## begin

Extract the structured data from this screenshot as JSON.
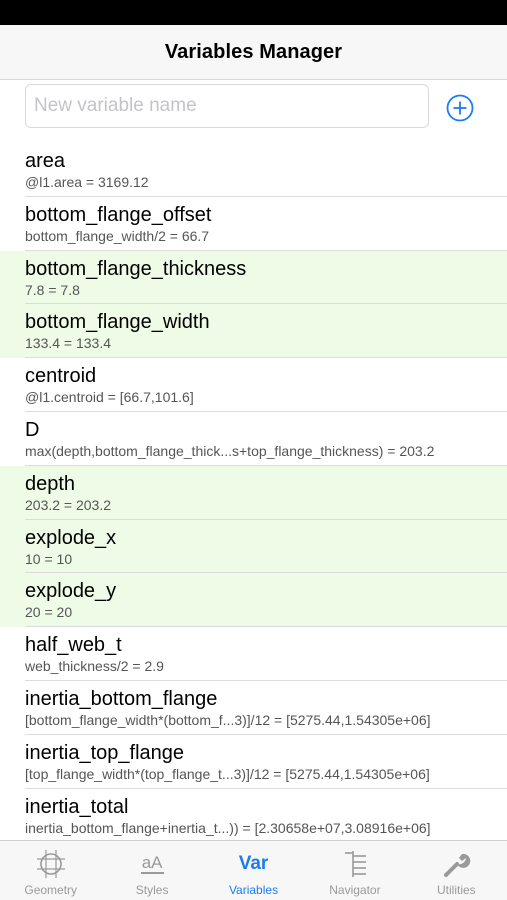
{
  "nav": {
    "title": "Variables Manager"
  },
  "add": {
    "placeholder": "New variable name"
  },
  "variables": [
    {
      "name": "area",
      "expression": "@l1.area = 3169.12",
      "defined": false
    },
    {
      "name": "bottom_flange_offset",
      "expression": "bottom_flange_width/2 = 66.7",
      "defined": false
    },
    {
      "name": "bottom_flange_thickness",
      "expression": "7.8 = 7.8",
      "defined": true
    },
    {
      "name": "bottom_flange_width",
      "expression": "133.4 = 133.4",
      "defined": true
    },
    {
      "name": "centroid",
      "expression": "@l1.centroid = [66.7,101.6]",
      "defined": false
    },
    {
      "name": "D",
      "expression": "max(depth,bottom_flange_thick...s+top_flange_thickness) = 203.2",
      "defined": false
    },
    {
      "name": "depth",
      "expression": "203.2 = 203.2",
      "defined": true
    },
    {
      "name": "explode_x",
      "expression": "10 = 10",
      "defined": true
    },
    {
      "name": "explode_y",
      "expression": "20 = 20",
      "defined": true
    },
    {
      "name": "half_web_t",
      "expression": "web_thickness/2 = 2.9",
      "defined": false
    },
    {
      "name": "inertia_bottom_flange",
      "expression": "[bottom_flange_width*(bottom_f...3)]/12 = [5275.44,1.54305e+06]",
      "defined": false
    },
    {
      "name": "inertia_top_flange",
      "expression": "[top_flange_width*(top_flange_t...3)]/12 = [5275.44,1.54305e+06]",
      "defined": false
    },
    {
      "name": "inertia_total",
      "expression": "inertia_bottom_flange+inertia_t...)) = [2.30658e+07,3.08916e+06]",
      "defined": false
    }
  ],
  "tabs": [
    {
      "label": "Geometry",
      "icon": "geometry-grid-icon",
      "active": false
    },
    {
      "label": "Styles",
      "icon": "styles-icon",
      "glyph": "aA",
      "active": false
    },
    {
      "label": "Variables",
      "icon": "variables-icon",
      "glyph": "Var",
      "active": true
    },
    {
      "label": "Navigator",
      "icon": "navigator-icon",
      "active": false
    },
    {
      "label": "Utilities",
      "icon": "wrench-icon",
      "active": false
    }
  ],
  "colors": {
    "accent": "#1a7df0",
    "defined_row": "#eefbe7",
    "inactive": "#9a9a9a"
  }
}
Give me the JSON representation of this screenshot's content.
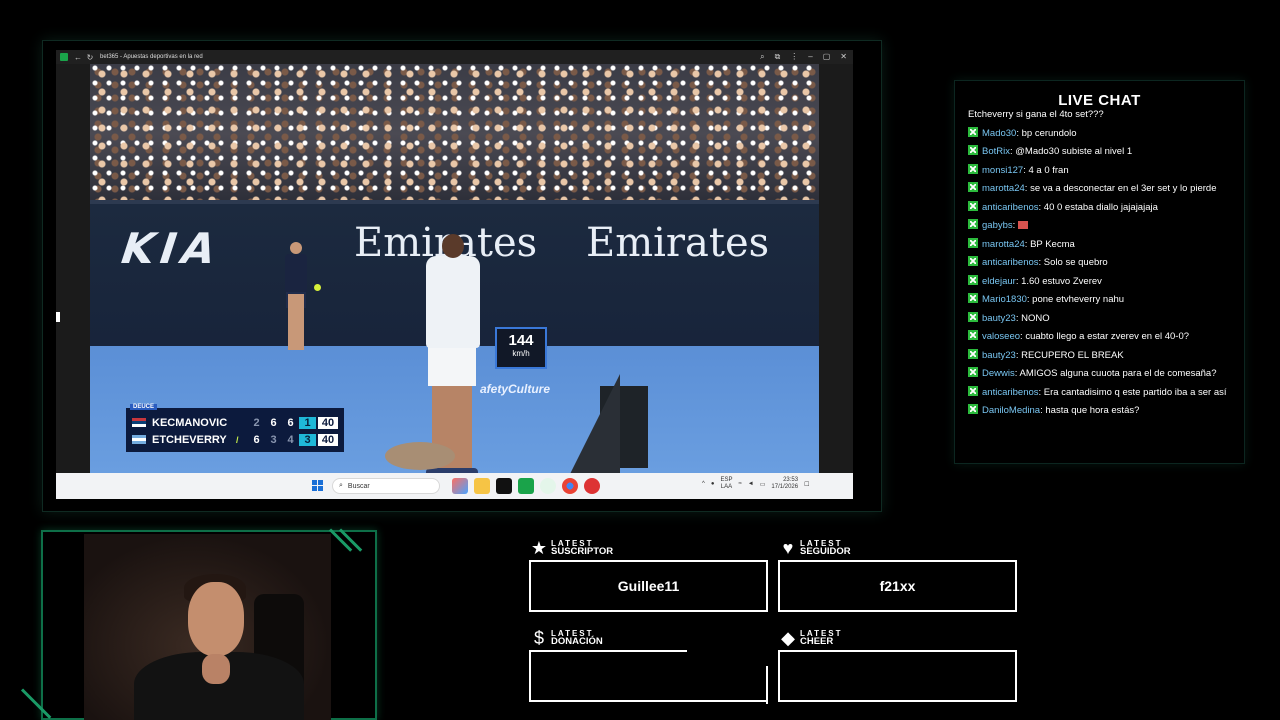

## end

WRITTEN TASK:
Reproduce all of the data exactly, omitting each picture it holds.

CORRECT OUTPUT:
Extract the structured data from this screenshot as JSON.
{
  "nav": {
    "title": "Variables Manager"
  },
  "add": {
    "placeholder": "New variable name"
  },
  "variables": [
    {
      "name": "area",
      "expression": "@l1.area = 3169.12",
      "defined": false
    },
    {
      "name": "bottom_flange_offset",
      "expression": "bottom_flange_width/2 = 66.7",
      "defined": false
    },
    {
      "name": "bottom_flange_thickness",
      "expression": "7.8 = 7.8",
      "defined": true
    },
    {
      "name": "bottom_flange_width",
      "expression": "133.4 = 133.4",
      "defined": true
    },
    {
      "name": "centroid",
      "expression": "@l1.centroid = [66.7,101.6]",
      "defined": false
    },
    {
      "name": "D",
      "expression": "max(depth,bottom_flange_thick...s+top_flange_thickness) = 203.2",
      "defined": false
    },
    {
      "name": "depth",
      "expression": "203.2 = 203.2",
      "defined": true
    },
    {
      "name": "explode_x",
      "expression": "10 = 10",
      "defined": true
    },
    {
      "name": "explode_y",
      "expression": "20 = 20",
      "defined": true
    },
    {
      "name": "half_web_t",
      "expression": "web_thickness/2 = 2.9",
      "defined": false
    },
    {
      "name": "inertia_bottom_flange",
      "expression": "[bottom_flange_width*(bottom_f...3)]/12 = [5275.44,1.54305e+06]",
      "defined": false
    },
    {
      "name": "inertia_top_flange",
      "expression": "[top_flange_width*(top_flange_t...3)]/12 = [5275.44,1.54305e+06]",
      "defined": false
    },
    {
      "name": "inertia_total",
      "expression": "inertia_bottom_flange+inertia_t...)) = [2.30658e+07,3.08916e+06]",
      "defined": false
    }
  ],
  "tabs": [
    {
      "label": "Geometry",
      "icon": "geometry-grid-icon",
      "active": false
    },
    {
      "label": "Styles",
      "icon": "styles-icon",
      "glyph": "aA",
      "active": false
    },
    {
      "label": "Variables",
      "icon": "variables-icon",
      "glyph": "Var",
      "active": true
    },
    {
      "label": "Navigator",
      "icon": "navigator-icon",
      "active": false
    },
    {
      "label": "Utilities",
      "icon": "wrench-icon",
      "active": false
    }
  ],
  "colors": {
    "accent": "#1a7df0",
    "defined_row": "#eefbe7",
    "inactive": "#9a9a9a"
  }
}
Give me the JSON representation of this screenshot's content.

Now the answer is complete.